# Start of RECORDS SUPPLIED

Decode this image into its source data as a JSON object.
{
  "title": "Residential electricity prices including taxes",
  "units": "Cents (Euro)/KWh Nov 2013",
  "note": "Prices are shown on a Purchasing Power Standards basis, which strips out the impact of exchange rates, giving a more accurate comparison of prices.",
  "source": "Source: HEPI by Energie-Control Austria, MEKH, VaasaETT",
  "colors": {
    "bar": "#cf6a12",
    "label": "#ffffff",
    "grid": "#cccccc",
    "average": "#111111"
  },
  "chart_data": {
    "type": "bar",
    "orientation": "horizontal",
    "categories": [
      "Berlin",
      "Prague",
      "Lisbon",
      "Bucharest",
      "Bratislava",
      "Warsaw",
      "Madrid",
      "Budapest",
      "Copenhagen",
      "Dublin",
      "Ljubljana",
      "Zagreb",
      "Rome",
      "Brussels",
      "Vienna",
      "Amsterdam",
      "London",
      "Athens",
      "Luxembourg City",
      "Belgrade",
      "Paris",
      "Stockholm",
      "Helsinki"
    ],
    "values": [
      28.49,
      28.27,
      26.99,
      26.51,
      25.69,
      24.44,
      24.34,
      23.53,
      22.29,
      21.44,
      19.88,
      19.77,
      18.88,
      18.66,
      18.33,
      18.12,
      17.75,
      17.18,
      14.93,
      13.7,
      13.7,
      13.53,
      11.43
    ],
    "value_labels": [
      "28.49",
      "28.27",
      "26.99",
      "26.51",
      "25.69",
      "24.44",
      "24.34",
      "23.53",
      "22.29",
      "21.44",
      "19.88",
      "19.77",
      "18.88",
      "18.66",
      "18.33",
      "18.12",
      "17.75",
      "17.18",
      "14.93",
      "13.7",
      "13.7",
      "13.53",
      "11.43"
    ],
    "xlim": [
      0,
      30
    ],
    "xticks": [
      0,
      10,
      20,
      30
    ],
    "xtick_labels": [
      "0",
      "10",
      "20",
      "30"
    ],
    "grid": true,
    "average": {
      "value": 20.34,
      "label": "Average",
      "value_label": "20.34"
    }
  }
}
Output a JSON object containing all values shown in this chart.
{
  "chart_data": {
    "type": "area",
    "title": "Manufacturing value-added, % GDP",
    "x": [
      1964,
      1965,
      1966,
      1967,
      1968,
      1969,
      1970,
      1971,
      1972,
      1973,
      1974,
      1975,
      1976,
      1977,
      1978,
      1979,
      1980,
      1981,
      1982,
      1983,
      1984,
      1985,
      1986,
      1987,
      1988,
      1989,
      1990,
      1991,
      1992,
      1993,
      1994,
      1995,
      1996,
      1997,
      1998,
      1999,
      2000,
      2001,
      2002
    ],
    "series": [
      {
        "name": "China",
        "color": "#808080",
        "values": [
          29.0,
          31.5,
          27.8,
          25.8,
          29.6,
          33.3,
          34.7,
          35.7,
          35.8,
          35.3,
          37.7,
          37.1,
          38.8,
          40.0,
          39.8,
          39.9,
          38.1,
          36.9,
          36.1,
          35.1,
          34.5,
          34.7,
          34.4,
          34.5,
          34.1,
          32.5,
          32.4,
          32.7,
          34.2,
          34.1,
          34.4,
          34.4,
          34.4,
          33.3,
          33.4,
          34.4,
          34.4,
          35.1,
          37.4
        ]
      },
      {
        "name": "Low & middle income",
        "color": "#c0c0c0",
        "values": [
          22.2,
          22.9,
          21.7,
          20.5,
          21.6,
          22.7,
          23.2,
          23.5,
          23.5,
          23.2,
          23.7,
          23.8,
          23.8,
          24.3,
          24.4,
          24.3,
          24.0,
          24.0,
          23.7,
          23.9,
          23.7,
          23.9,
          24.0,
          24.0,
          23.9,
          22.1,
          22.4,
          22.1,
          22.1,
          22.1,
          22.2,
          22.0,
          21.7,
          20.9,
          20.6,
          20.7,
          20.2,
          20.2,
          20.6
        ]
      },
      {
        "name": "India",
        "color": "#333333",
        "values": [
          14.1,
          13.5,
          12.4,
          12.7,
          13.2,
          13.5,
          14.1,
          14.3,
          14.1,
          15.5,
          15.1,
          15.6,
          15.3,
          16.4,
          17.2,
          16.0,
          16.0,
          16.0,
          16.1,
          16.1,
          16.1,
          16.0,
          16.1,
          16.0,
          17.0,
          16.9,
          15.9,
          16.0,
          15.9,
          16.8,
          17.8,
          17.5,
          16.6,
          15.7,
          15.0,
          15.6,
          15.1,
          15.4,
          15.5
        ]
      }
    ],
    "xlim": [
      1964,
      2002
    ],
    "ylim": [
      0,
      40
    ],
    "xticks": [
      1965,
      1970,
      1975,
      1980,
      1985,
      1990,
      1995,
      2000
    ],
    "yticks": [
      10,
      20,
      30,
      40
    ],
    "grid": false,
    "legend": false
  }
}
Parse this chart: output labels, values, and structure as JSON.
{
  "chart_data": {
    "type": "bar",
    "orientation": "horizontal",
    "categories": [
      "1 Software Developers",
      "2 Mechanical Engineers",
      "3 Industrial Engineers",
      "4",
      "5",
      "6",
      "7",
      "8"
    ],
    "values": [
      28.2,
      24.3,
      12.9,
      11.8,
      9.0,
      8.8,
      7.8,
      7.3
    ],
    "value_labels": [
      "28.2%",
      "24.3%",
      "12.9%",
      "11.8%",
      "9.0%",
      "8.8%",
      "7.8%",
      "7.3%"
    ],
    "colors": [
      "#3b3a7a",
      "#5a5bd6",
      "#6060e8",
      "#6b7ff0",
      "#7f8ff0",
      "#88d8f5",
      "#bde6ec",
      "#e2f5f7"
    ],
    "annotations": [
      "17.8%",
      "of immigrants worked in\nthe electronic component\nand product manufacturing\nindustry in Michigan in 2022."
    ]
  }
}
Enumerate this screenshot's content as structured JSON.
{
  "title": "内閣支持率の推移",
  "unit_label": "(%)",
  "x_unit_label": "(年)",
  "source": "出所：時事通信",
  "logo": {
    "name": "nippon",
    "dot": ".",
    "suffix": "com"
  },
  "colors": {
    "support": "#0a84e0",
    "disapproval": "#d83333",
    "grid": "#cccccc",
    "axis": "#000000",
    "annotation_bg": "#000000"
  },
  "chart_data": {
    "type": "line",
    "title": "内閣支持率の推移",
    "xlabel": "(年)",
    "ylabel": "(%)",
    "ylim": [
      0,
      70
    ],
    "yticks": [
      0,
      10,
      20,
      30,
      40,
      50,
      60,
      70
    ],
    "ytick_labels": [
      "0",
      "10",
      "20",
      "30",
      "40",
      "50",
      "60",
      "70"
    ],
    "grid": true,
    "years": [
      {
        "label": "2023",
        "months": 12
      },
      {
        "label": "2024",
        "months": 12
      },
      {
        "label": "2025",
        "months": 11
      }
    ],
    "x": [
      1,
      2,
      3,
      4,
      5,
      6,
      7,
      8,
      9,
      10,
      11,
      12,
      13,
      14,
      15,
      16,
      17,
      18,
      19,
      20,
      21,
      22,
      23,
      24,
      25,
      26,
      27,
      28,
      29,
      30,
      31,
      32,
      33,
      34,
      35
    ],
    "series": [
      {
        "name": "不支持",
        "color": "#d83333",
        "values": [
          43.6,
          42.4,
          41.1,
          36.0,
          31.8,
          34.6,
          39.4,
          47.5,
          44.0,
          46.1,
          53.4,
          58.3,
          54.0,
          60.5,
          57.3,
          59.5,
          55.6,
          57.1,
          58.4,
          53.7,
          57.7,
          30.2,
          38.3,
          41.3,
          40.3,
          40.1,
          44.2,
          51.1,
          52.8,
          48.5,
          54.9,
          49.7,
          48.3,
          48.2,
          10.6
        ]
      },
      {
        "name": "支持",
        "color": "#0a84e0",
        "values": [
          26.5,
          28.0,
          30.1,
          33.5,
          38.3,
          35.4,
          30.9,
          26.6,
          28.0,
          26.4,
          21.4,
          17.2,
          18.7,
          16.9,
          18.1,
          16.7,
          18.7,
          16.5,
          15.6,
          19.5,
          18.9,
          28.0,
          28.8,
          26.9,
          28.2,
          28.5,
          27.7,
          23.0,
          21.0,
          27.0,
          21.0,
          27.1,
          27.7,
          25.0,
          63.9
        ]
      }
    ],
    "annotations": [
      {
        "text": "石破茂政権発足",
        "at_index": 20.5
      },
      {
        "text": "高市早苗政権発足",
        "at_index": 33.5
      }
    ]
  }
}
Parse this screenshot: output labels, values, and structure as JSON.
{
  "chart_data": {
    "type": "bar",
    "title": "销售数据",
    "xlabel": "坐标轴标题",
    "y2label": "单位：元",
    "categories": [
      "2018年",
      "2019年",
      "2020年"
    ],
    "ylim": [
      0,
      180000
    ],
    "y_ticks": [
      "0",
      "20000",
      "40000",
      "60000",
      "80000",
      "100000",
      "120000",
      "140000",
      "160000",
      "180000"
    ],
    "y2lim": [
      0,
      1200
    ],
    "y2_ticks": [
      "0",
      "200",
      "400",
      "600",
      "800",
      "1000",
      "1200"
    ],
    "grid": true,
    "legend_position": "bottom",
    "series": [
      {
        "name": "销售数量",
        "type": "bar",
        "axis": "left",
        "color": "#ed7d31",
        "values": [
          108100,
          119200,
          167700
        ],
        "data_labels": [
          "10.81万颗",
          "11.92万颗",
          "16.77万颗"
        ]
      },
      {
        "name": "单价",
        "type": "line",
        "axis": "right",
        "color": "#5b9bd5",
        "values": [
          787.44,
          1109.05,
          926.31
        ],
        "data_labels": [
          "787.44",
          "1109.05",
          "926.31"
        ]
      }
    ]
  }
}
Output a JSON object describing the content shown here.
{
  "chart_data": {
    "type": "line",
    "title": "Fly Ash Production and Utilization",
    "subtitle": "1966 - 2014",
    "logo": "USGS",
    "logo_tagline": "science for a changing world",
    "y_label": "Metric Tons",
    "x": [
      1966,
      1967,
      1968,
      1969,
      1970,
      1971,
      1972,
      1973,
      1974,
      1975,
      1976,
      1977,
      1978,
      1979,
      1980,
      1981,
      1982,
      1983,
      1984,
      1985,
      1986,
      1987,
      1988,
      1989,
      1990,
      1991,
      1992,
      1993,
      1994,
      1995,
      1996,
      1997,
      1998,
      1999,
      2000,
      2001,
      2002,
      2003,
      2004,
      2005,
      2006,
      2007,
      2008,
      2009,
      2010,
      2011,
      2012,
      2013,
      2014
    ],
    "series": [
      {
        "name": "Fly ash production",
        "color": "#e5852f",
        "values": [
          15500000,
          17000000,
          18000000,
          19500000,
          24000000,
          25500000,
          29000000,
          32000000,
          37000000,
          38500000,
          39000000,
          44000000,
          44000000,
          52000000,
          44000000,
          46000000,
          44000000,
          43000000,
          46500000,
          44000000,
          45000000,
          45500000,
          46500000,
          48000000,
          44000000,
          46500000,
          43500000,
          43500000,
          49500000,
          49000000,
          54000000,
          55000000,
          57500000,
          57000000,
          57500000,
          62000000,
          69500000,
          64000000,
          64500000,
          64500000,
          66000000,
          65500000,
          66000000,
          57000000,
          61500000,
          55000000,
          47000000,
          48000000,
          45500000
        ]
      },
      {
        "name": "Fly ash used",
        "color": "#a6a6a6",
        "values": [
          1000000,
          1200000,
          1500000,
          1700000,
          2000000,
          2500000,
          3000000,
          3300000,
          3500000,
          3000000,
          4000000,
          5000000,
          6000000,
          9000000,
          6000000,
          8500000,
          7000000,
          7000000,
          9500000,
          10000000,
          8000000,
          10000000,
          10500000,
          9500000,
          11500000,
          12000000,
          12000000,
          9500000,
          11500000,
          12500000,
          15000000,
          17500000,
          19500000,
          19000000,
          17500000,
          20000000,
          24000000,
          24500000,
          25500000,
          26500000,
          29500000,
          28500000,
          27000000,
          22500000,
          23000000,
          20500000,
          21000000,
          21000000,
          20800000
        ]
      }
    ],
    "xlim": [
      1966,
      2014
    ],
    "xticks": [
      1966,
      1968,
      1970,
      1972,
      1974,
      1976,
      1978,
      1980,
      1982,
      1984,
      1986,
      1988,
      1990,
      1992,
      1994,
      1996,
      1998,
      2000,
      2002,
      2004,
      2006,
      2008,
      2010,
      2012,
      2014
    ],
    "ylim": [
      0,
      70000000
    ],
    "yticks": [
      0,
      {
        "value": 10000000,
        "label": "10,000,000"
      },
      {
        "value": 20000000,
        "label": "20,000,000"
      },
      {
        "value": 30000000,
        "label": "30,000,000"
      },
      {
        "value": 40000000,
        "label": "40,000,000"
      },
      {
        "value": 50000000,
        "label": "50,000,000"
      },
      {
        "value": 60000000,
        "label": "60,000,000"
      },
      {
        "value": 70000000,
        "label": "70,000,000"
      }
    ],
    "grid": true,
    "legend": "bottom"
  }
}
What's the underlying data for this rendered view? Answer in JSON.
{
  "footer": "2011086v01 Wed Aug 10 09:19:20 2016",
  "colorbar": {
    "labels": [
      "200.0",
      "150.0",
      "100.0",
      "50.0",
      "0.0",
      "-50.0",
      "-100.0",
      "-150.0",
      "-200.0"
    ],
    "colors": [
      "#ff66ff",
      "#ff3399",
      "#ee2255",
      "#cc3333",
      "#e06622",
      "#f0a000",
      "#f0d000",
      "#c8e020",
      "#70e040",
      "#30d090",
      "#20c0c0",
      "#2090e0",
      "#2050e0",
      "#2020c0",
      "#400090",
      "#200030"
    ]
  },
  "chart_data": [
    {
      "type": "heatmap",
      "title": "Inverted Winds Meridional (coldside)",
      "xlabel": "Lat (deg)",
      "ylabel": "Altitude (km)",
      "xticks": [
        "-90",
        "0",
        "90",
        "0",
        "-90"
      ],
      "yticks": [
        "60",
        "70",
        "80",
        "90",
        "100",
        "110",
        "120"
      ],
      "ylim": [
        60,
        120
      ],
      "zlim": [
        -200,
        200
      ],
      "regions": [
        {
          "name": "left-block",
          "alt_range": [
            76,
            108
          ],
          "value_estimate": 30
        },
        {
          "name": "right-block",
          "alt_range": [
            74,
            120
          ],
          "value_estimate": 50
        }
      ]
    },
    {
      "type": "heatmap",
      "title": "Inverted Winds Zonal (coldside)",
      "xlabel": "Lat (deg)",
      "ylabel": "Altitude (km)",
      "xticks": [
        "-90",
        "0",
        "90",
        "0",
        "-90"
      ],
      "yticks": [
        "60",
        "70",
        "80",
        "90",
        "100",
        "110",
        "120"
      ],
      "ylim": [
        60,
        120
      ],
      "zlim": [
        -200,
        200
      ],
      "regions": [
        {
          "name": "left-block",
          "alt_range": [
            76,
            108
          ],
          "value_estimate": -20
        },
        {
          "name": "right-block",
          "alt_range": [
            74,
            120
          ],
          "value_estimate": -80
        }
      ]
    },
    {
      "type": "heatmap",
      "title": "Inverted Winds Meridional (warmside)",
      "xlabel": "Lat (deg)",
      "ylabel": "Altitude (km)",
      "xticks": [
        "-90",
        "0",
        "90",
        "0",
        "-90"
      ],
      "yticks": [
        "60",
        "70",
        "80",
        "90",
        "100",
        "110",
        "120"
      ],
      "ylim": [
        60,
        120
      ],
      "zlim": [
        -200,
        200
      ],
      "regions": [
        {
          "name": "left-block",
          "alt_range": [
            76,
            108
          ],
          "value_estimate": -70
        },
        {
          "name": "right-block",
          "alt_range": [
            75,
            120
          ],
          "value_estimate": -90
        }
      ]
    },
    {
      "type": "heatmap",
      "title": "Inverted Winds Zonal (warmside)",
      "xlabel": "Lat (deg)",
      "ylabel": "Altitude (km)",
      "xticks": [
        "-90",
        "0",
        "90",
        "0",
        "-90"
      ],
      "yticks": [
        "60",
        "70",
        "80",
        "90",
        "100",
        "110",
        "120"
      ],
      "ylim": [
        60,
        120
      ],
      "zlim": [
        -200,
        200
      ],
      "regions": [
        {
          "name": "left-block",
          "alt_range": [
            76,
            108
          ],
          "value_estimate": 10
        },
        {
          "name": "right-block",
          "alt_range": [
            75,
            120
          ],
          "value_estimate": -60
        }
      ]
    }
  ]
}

# End of RECORDS SUPPLIED

TASK PROMPT.
Work out how many lines in the entries hold the string "source". Your answer should consist solely of that number.

SOLUTION FOR THIS PROBLEM.
3